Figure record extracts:
-*-*-
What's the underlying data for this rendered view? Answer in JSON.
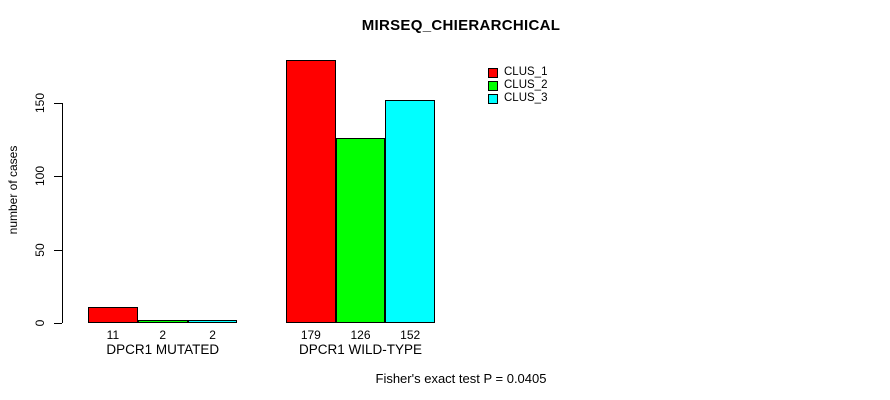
{
  "title": "MIRSEQ_CHIERARCHICAL",
  "chart_data": {
    "type": "bar",
    "title": "MIRSEQ_CHIERARCHICAL",
    "categories": [
      "DPCR1 MUTATED",
      "DPCR1 WILD-TYPE"
    ],
    "series": [
      {
        "name": "CLUS_1",
        "color": "#FF0000",
        "values": [
          11,
          179
        ]
      },
      {
        "name": "CLUS_2",
        "color": "#00FF00",
        "values": [
          2,
          126
        ]
      },
      {
        "name": "CLUS_3",
        "color": "#00FFFF",
        "values": [
          2,
          152
        ]
      }
    ],
    "xlabel": "",
    "ylabel": "number of cases",
    "ylim": [
      0,
      150
    ],
    "yticks": [
      0,
      50,
      100,
      150
    ],
    "grid": false,
    "legend_position": "top-right-inside",
    "bar_value_labels": [
      [
        11,
        2,
        2
      ],
      [
        179,
        126,
        152
      ]
    ],
    "bar_border_color": "#000000"
  },
  "footer": {
    "caption": "Fisher's exact test P = 0.0405"
  }
}
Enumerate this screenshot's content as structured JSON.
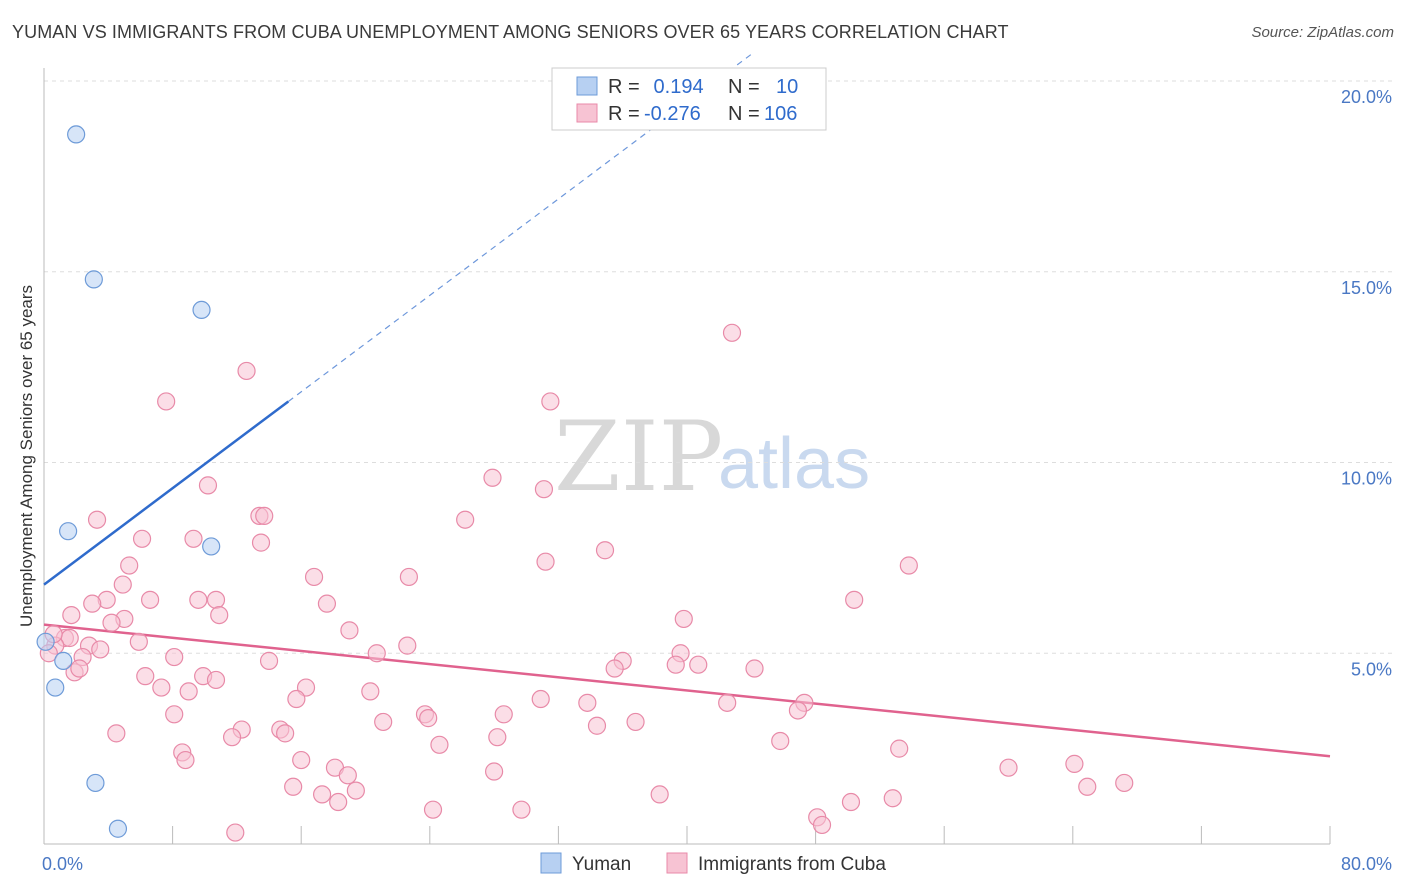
{
  "header": {
    "title": "YUMAN VS IMMIGRANTS FROM CUBA UNEMPLOYMENT AMONG SENIORS OVER 65 YEARS CORRELATION CHART",
    "source": "Source: ZipAtlas.com"
  },
  "watermark": {
    "zip": "ZIP",
    "atlas": "atlas"
  },
  "colors": {
    "yuman_fill": "#b7d0f2",
    "yuman_stroke": "#6e9bd8",
    "yuman_line": "#2f6bcc",
    "cuba_fill": "#f7c3d3",
    "cuba_stroke": "#e88aa8",
    "cuba_line": "#e0628e",
    "grid": "#dddddd",
    "tick_label": "#4a78c4"
  },
  "legend": {
    "rows": [
      {
        "r_label": "R =",
        "r_value": " 0.194",
        "n_label": "N =",
        "n_value": "10"
      },
      {
        "r_label": "R =",
        "r_value": "-0.276",
        "n_label": "N =",
        "n_value": "106"
      }
    ]
  },
  "bottom_legend": {
    "items": [
      "Yuman",
      "Immigrants from Cuba"
    ]
  },
  "chart_data": {
    "type": "scatter",
    "title": "YUMAN VS IMMIGRANTS FROM CUBA UNEMPLOYMENT AMONG SENIORS OVER 65 YEARS CORRELATION CHART",
    "xlabel": "",
    "ylabel": "Unemployment Among Seniors over 65 years",
    "xlim": [
      0,
      80
    ],
    "ylim": [
      0,
      20
    ],
    "x_tick_labels": [
      "0.0%",
      "80.0%"
    ],
    "y_ticks": [
      5,
      10,
      15,
      20
    ],
    "y_tick_labels": [
      "5.0%",
      "10.0%",
      "15.0%",
      "20.0%"
    ],
    "grid": true,
    "series": [
      {
        "name": "Yuman",
        "r": 0.194,
        "n": 10,
        "points": [
          [
            2.0,
            18.6
          ],
          [
            3.1,
            14.8
          ],
          [
            9.8,
            14.0
          ],
          [
            1.5,
            8.2
          ],
          [
            10.4,
            7.8
          ],
          [
            0.1,
            5.3
          ],
          [
            1.2,
            4.8
          ],
          [
            0.7,
            4.1
          ],
          [
            3.2,
            1.6
          ],
          [
            4.6,
            0.4
          ]
        ],
        "trend": {
          "x0": 0,
          "y0": 6.8,
          "x1": 15.2,
          "y1": 11.6,
          "extend_to_x": 44,
          "extend_to_y": 20.7
        }
      },
      {
        "name": "Immigrants from Cuba",
        "r": -0.276,
        "n": 106,
        "points": [
          [
            42.8,
            13.4
          ],
          [
            12.6,
            12.4
          ],
          [
            7.6,
            11.6
          ],
          [
            31.5,
            11.6
          ],
          [
            27.9,
            9.6
          ],
          [
            10.2,
            9.4
          ],
          [
            31.1,
            9.3
          ],
          [
            3.3,
            8.5
          ],
          [
            13.4,
            8.6
          ],
          [
            13.7,
            8.6
          ],
          [
            26.2,
            8.5
          ],
          [
            6.1,
            8.0
          ],
          [
            9.3,
            8.0
          ],
          [
            13.5,
            7.9
          ],
          [
            34.9,
            7.7
          ],
          [
            31.2,
            7.4
          ],
          [
            5.3,
            7.3
          ],
          [
            53.8,
            7.3
          ],
          [
            16.8,
            7.0
          ],
          [
            22.7,
            7.0
          ],
          [
            4.9,
            6.8
          ],
          [
            3.9,
            6.4
          ],
          [
            3.0,
            6.3
          ],
          [
            6.6,
            6.4
          ],
          [
            9.6,
            6.4
          ],
          [
            10.7,
            6.4
          ],
          [
            17.6,
            6.3
          ],
          [
            50.4,
            6.4
          ],
          [
            1.7,
            6.0
          ],
          [
            5.0,
            5.9
          ],
          [
            10.9,
            6.0
          ],
          [
            4.2,
            5.8
          ],
          [
            39.8,
            5.9
          ],
          [
            19.0,
            5.6
          ],
          [
            1.3,
            5.4
          ],
          [
            1.6,
            5.4
          ],
          [
            0.7,
            5.2
          ],
          [
            2.8,
            5.2
          ],
          [
            5.9,
            5.3
          ],
          [
            22.6,
            5.2
          ],
          [
            0.3,
            5.0
          ],
          [
            20.7,
            5.0
          ],
          [
            39.6,
            5.0
          ],
          [
            2.4,
            4.9
          ],
          [
            8.1,
            4.9
          ],
          [
            14.0,
            4.8
          ],
          [
            36.0,
            4.8
          ],
          [
            35.5,
            4.6
          ],
          [
            39.3,
            4.7
          ],
          [
            40.7,
            4.7
          ],
          [
            44.2,
            4.6
          ],
          [
            1.9,
            4.5
          ],
          [
            6.3,
            4.4
          ],
          [
            9.9,
            4.4
          ],
          [
            10.7,
            4.3
          ],
          [
            7.3,
            4.1
          ],
          [
            9.0,
            4.0
          ],
          [
            16.3,
            4.1
          ],
          [
            20.3,
            4.0
          ],
          [
            15.7,
            3.8
          ],
          [
            30.9,
            3.8
          ],
          [
            33.8,
            3.7
          ],
          [
            42.5,
            3.7
          ],
          [
            47.3,
            3.7
          ],
          [
            46.9,
            3.5
          ],
          [
            8.1,
            3.4
          ],
          [
            23.7,
            3.4
          ],
          [
            23.9,
            3.3
          ],
          [
            28.6,
            3.4
          ],
          [
            21.1,
            3.2
          ],
          [
            34.4,
            3.1
          ],
          [
            36.8,
            3.2
          ],
          [
            4.5,
            2.9
          ],
          [
            12.3,
            3.0
          ],
          [
            14.7,
            3.0
          ],
          [
            15.0,
            2.9
          ],
          [
            11.7,
            2.8
          ],
          [
            28.2,
            2.8
          ],
          [
            45.8,
            2.7
          ],
          [
            24.6,
            2.6
          ],
          [
            53.2,
            2.5
          ],
          [
            8.6,
            2.4
          ],
          [
            8.8,
            2.2
          ],
          [
            16.0,
            2.2
          ],
          [
            18.1,
            2.0
          ],
          [
            28.0,
            1.9
          ],
          [
            18.9,
            1.8
          ],
          [
            60.0,
            2.0
          ],
          [
            64.1,
            2.1
          ],
          [
            15.5,
            1.5
          ],
          [
            17.3,
            1.3
          ],
          [
            19.4,
            1.4
          ],
          [
            64.9,
            1.5
          ],
          [
            67.2,
            1.6
          ],
          [
            38.3,
            1.3
          ],
          [
            52.8,
            1.2
          ],
          [
            18.3,
            1.1
          ],
          [
            50.2,
            1.1
          ],
          [
            24.2,
            0.9
          ],
          [
            29.7,
            0.9
          ],
          [
            48.1,
            0.7
          ],
          [
            48.4,
            0.5
          ],
          [
            11.9,
            0.3
          ],
          [
            0.6,
            5.5
          ],
          [
            2.2,
            4.6
          ],
          [
            3.5,
            5.1
          ]
        ],
        "trend": {
          "x0": 0,
          "y0": 5.75,
          "x1": 80,
          "y1": 2.3
        }
      }
    ]
  }
}
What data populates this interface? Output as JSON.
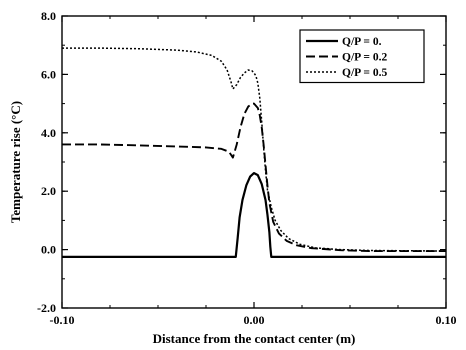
{
  "chart_data": {
    "type": "line",
    "xlabel": "Distance from the contact center (m)",
    "ylabel": "Temperature rise (°C)",
    "xlim": [
      -0.1,
      0.1
    ],
    "ylim": [
      -2.0,
      8.0
    ],
    "x_ticks": [
      -0.1,
      0.0,
      0.1
    ],
    "x_tick_labels": [
      "-0.10",
      "0.00",
      "0.10"
    ],
    "y_ticks": [
      -2.0,
      0.0,
      2.0,
      4.0,
      6.0,
      8.0
    ],
    "y_tick_labels": [
      "-2.0",
      "0.0",
      "2.0",
      "4.0",
      "6.0",
      "8.0"
    ],
    "grid": false,
    "legend_position": "top-right",
    "series": [
      {
        "name": "Q/P = 0.",
        "style": "solid",
        "points": [
          [
            -0.1,
            -0.25
          ],
          [
            -0.06,
            -0.25
          ],
          [
            -0.0095,
            -0.25
          ],
          [
            -0.0085,
            0.4
          ],
          [
            -0.0075,
            1.1
          ],
          [
            -0.006,
            1.7
          ],
          [
            -0.004,
            2.2
          ],
          [
            -0.002,
            2.5
          ],
          [
            0.0,
            2.62
          ],
          [
            0.002,
            2.55
          ],
          [
            0.004,
            2.25
          ],
          [
            0.006,
            1.7
          ],
          [
            0.007,
            1.2
          ],
          [
            0.008,
            0.6
          ],
          [
            0.0085,
            0.1
          ],
          [
            0.009,
            -0.25
          ],
          [
            0.05,
            -0.25
          ],
          [
            0.1,
            -0.25
          ]
        ]
      },
      {
        "name": "Q/P = 0.2",
        "style": "dashed",
        "points": [
          [
            -0.1,
            3.6
          ],
          [
            -0.08,
            3.6
          ],
          [
            -0.06,
            3.57
          ],
          [
            -0.04,
            3.53
          ],
          [
            -0.025,
            3.5
          ],
          [
            -0.017,
            3.45
          ],
          [
            -0.013,
            3.35
          ],
          [
            -0.011,
            3.15
          ],
          [
            -0.009,
            3.6
          ],
          [
            -0.007,
            4.2
          ],
          [
            -0.005,
            4.65
          ],
          [
            -0.003,
            4.9
          ],
          [
            -0.001,
            5.0
          ],
          [
            0.0,
            5.0
          ],
          [
            0.002,
            4.85
          ],
          [
            0.003,
            4.6
          ],
          [
            0.004,
            4.2
          ],
          [
            0.005,
            3.6
          ],
          [
            0.006,
            2.9
          ],
          [
            0.007,
            2.2
          ],
          [
            0.008,
            1.6
          ],
          [
            0.01,
            0.95
          ],
          [
            0.013,
            0.55
          ],
          [
            0.017,
            0.3
          ],
          [
            0.022,
            0.15
          ],
          [
            0.03,
            0.05
          ],
          [
            0.045,
            -0.02
          ],
          [
            0.06,
            -0.05
          ],
          [
            0.1,
            -0.05
          ]
        ]
      },
      {
        "name": "Q/P = 0.5",
        "style": "dotted",
        "points": [
          [
            -0.1,
            6.9
          ],
          [
            -0.08,
            6.9
          ],
          [
            -0.06,
            6.88
          ],
          [
            -0.04,
            6.83
          ],
          [
            -0.03,
            6.77
          ],
          [
            -0.022,
            6.65
          ],
          [
            -0.017,
            6.45
          ],
          [
            -0.014,
            6.15
          ],
          [
            -0.012,
            5.75
          ],
          [
            -0.011,
            5.5
          ],
          [
            -0.009,
            5.65
          ],
          [
            -0.007,
            5.9
          ],
          [
            -0.005,
            6.05
          ],
          [
            -0.003,
            6.15
          ],
          [
            -0.001,
            6.12
          ],
          [
            0.0,
            6.05
          ],
          [
            0.001,
            5.95
          ],
          [
            0.002,
            5.7
          ],
          [
            0.003,
            5.2
          ],
          [
            0.004,
            4.4
          ],
          [
            0.005,
            3.5
          ],
          [
            0.006,
            2.7
          ],
          [
            0.007,
            2.05
          ],
          [
            0.009,
            1.45
          ],
          [
            0.011,
            1.0
          ],
          [
            0.014,
            0.65
          ],
          [
            0.018,
            0.38
          ],
          [
            0.024,
            0.18
          ],
          [
            0.032,
            0.06
          ],
          [
            0.045,
            0.0
          ],
          [
            0.06,
            -0.03
          ],
          [
            0.1,
            -0.05
          ]
        ]
      }
    ]
  }
}
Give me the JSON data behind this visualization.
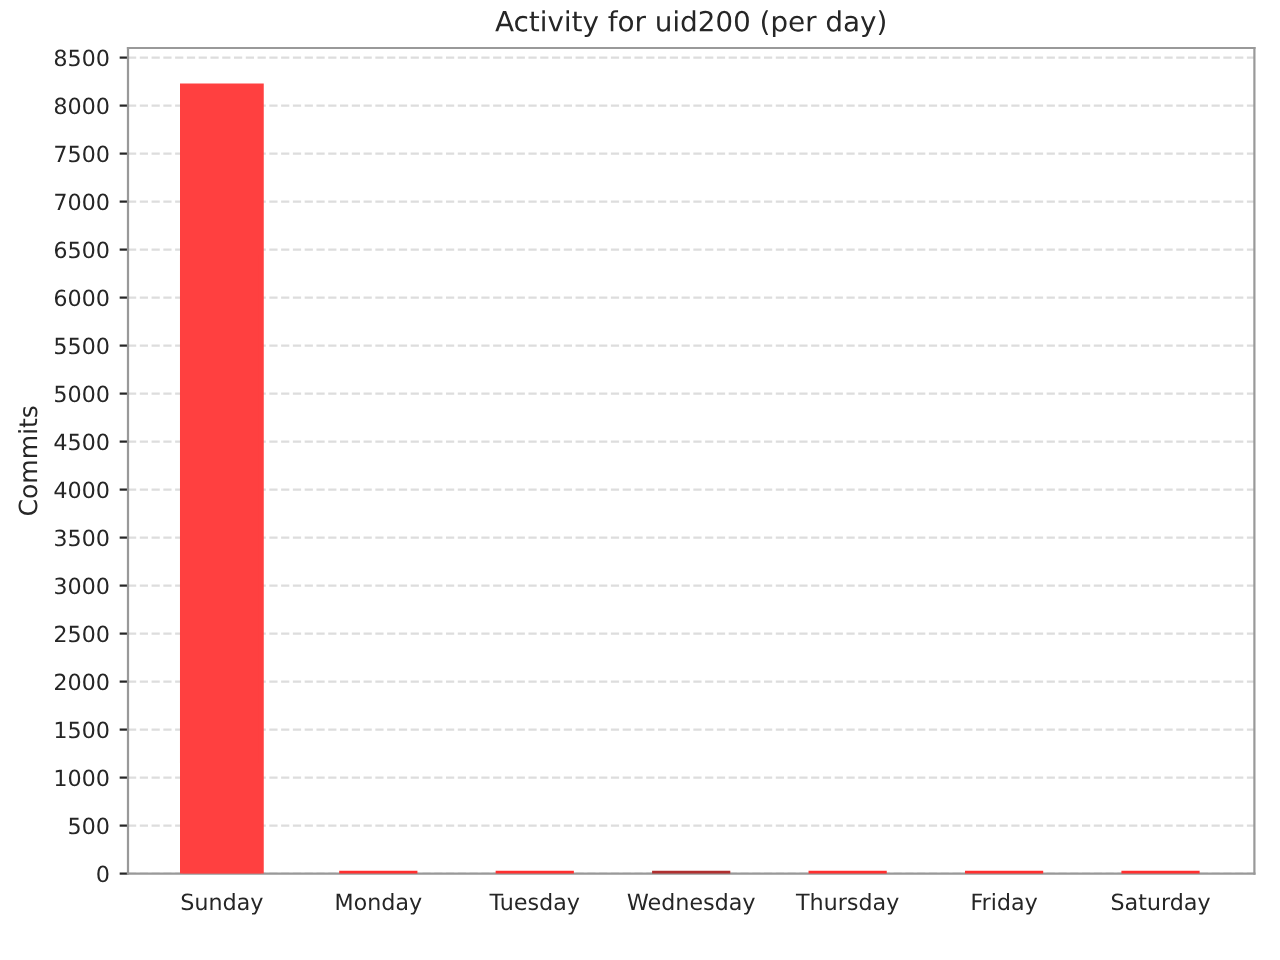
{
  "chart_data": {
    "type": "bar",
    "title": "Activity for uid200 (per day)",
    "ylabel": "Commits",
    "categories": [
      "Sunday",
      "Monday",
      "Tuesday",
      "Wednesday",
      "Thursday",
      "Friday",
      "Saturday"
    ],
    "values": [
      8200,
      0,
      0,
      0,
      0,
      0,
      0
    ],
    "colors": [
      "#ff4040",
      "#ff3030",
      "#ff3030",
      "#b03030",
      "#ff3030",
      "#ff3030",
      "#ff3030"
    ],
    "ylim": [
      0,
      8600
    ],
    "yticks": [
      0,
      500,
      1000,
      1500,
      2000,
      2500,
      3000,
      3500,
      4000,
      4500,
      5000,
      5500,
      6000,
      6500,
      7000,
      7500,
      8000,
      8500
    ],
    "grid": "y"
  }
}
-*-*-
▶ _Exercise instructions_
Set down nothing but the lines from the one containing "Give me the" to the final line above, both included, with every picture left out.

▶ _Finished exercise_
Give me the JSON data behind this visualization.
{
  "chart_data": {
    "type": "bar",
    "title": "Activity for uid200 (per day)",
    "ylabel": "Commits",
    "categories": [
      "Sunday",
      "Monday",
      "Tuesday",
      "Wednesday",
      "Thursday",
      "Friday",
      "Saturday"
    ],
    "values": [
      8200,
      0,
      0,
      0,
      0,
      0,
      0
    ],
    "colors": [
      "#ff4040",
      "#ff3030",
      "#ff3030",
      "#b03030",
      "#ff3030",
      "#ff3030",
      "#ff3030"
    ],
    "ylim": [
      0,
      8600
    ],
    "yticks": [
      0,
      500,
      1000,
      1500,
      2000,
      2500,
      3000,
      3500,
      4000,
      4500,
      5000,
      5500,
      6000,
      6500,
      7000,
      7500,
      8000,
      8500
    ],
    "grid": "y"
  }
}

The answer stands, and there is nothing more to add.